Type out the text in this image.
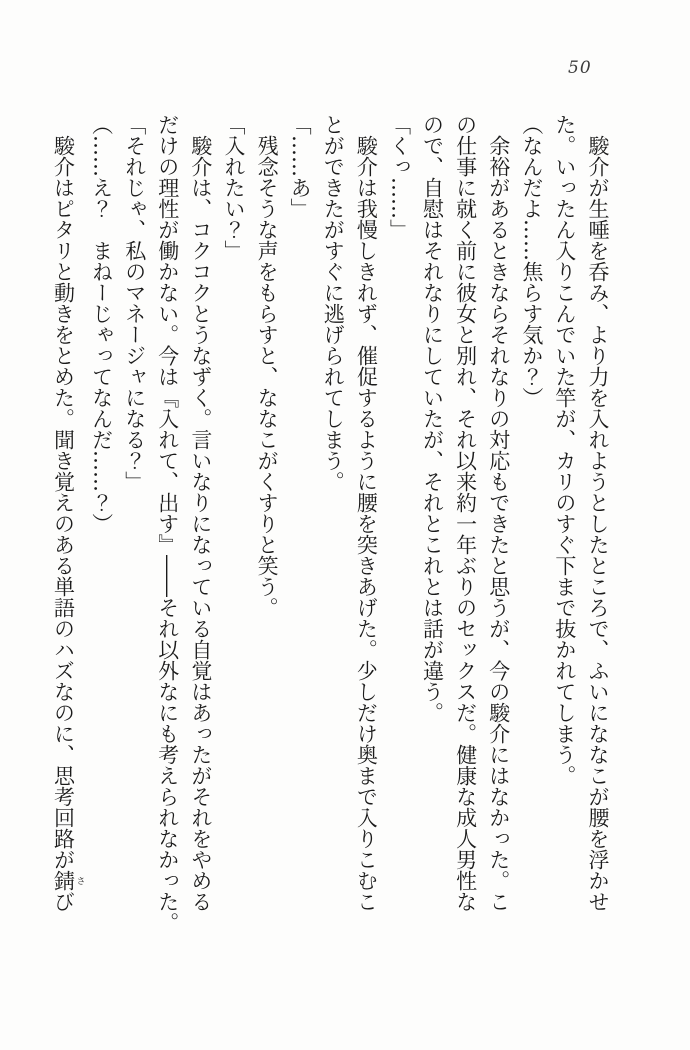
50

駿介が生唾を呑み、より力を入れようとしたところで、ふいにななこが腰を浮かせ
た。いったん入りこんでいた竿が、カリのすぐ下まで抜かれてしまう。

（なんだよ……焦らす気か？）

余裕があるときならそれなりの対応もできたと思うが、今の駿介にはなかった。こ
の仕事に就く前に彼女と別れ、それ以来約一年ぶりのセックスだ。健康な成人男性な
ので、自慰はそれなりにしていたが、それとこれとは話が違う。

「くっ……」

駿介は我慢しきれず、催促するように腰を突きあげた。少しだけ奥まで入りこむこ
とができたがすぐに逃げられてしまう。

「……あ」

残念そうな声をもらすと、ななこがくすりと笑う。

「入れたい？」

駿介は、コクコクとうなずく。言いなりになっている自覚はあったがそれをやめる
だけの理性が働かない。今は『入れて、出す』――それ以外なにも考えられなかった。

「それじゃ、私のマネージャになる？」

（……え？　まねーじゃってなんだ……？）

駿介はピタリと動きをとめた。聞き覚えのある単語のハズなのに、思考回路が錆 さび
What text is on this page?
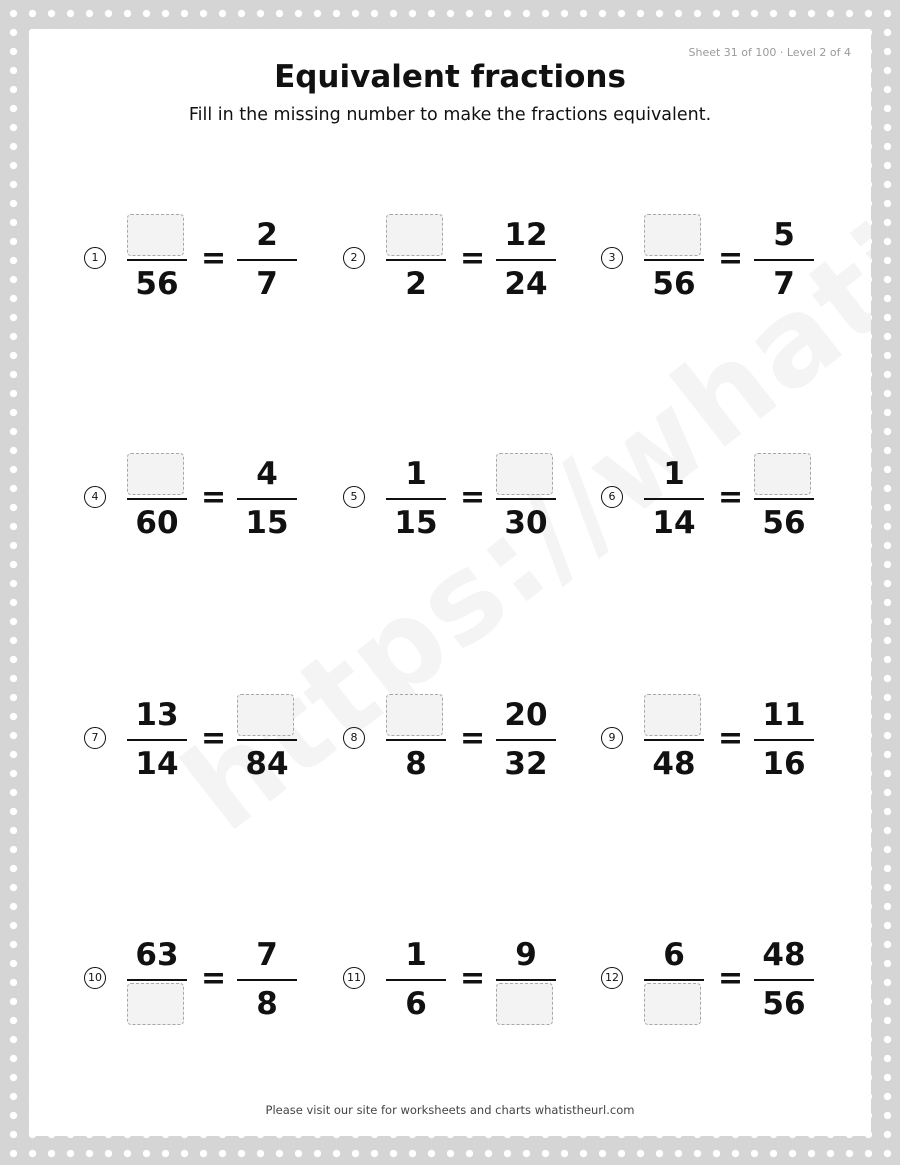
Sheet 31 of 100 · Level 2 of 4
Equivalent fractions

Fill in the missing number to make the fractions equivalent.

1
56
=
2
7
2
2
=
12
24
3
56
=
5
7
4
60
=
4
15
5
1
15
=
30
6
1
14
=
56
7
13
14
=
84
8
8
=
20
32
9
48
=
11
16
10
63
=
7
8
11
1
6
=
9
12
6
=
48
56
Please visit our site for worksheets and charts whatistheurl.com
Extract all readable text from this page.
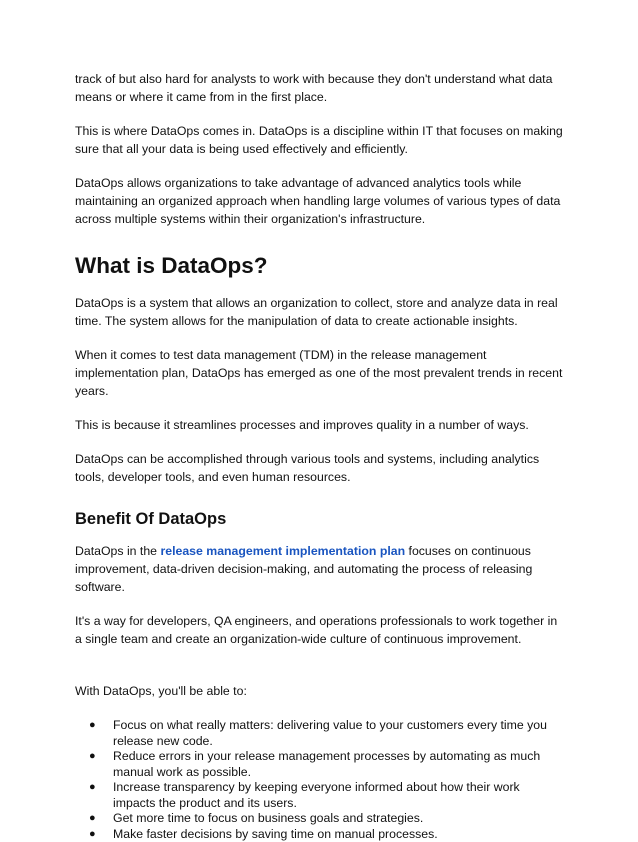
track of but also hard for analysts to work with because they don't understand what data means or where it came from in the first place.

This is where DataOps comes in. DataOps is a discipline within IT that focuses on making sure that all your data is being used effectively and efficiently.

DataOps allows organizations to take advantage of advanced analytics tools while maintaining an organized approach when handling large volumes of various types of data across multiple systems within their organization's infrastructure.

What is DataOps?

DataOps is a system that allows an organization to collect, store and analyze data in real time. The system allows for the manipulation of data to create actionable insights.

When it comes to test data management (TDM) in the release management implementation plan, DataOps has emerged as one of the most prevalent trends in recent years.

This is because it streamlines processes and improves quality in a number of ways.

DataOps can be accomplished through various tools and systems, including analytics tools, developer tools, and even human resources.

Benefit Of DataOps

DataOps in the release management implementation plan focuses on continuous improvement, data-driven decision-making, and automating the process of releasing software.

It's a way for developers, QA engineers, and operations professionals to work together in a single team and create an organization-wide culture of continuous improvement.

With DataOps, you'll be able to:

● Focus on what really matters: delivering value to your customers every time you release new code.
● Reduce errors in your release management processes by automating as much manual work as possible.
● Increase transparency by keeping everyone informed about how their work impacts the product and its users.
● Get more time to focus on business goals and strategies.
● Make faster decisions by saving time on manual processes.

--

With pictures omitted, reproduce exactly the lines from the line containing "Extract all readable text from this page." through the end of the data above.

* _Answer to the problem_
Extract all readable text from this page.
track of but also hard for analysts to work with because they don't understand what data means or where it came from in the first place.

This is where DataOps comes in. DataOps is a discipline within IT that focuses on making sure that all your data is being used effectively and efficiently.

DataOps allows organizations to take advantage of advanced analytics tools while maintaining an organized approach when handling large volumes of various types of data across multiple systems within their organization's infrastructure.

What is DataOps?

DataOps is a system that allows an organization to collect, store and analyze data in real time. The system allows for the manipulation of data to create actionable insights.

When it comes to test data management (TDM) in the release management implementation plan, DataOps has emerged as one of the most prevalent trends in recent years.

This is because it streamlines processes and improves quality in a number of ways.

DataOps can be accomplished through various tools and systems, including analytics tools, developer tools, and even human resources.

Benefit Of DataOps

DataOps in the release management implementation plan focuses on continuous improvement, data-driven decision-making, and automating the process of releasing software.

It's a way for developers, QA engineers, and operations professionals to work together in a single team and create an organization-wide culture of continuous improvement.

With DataOps, you'll be able to:

● Focus on what really matters: delivering value to your customers every time you release new code.
● Reduce errors in your release management processes by automating as much manual work as possible.
● Increase transparency by keeping everyone informed about how their work impacts the product and its users.
● Get more time to focus on business goals and strategies.
● Make faster decisions by saving time on manual processes.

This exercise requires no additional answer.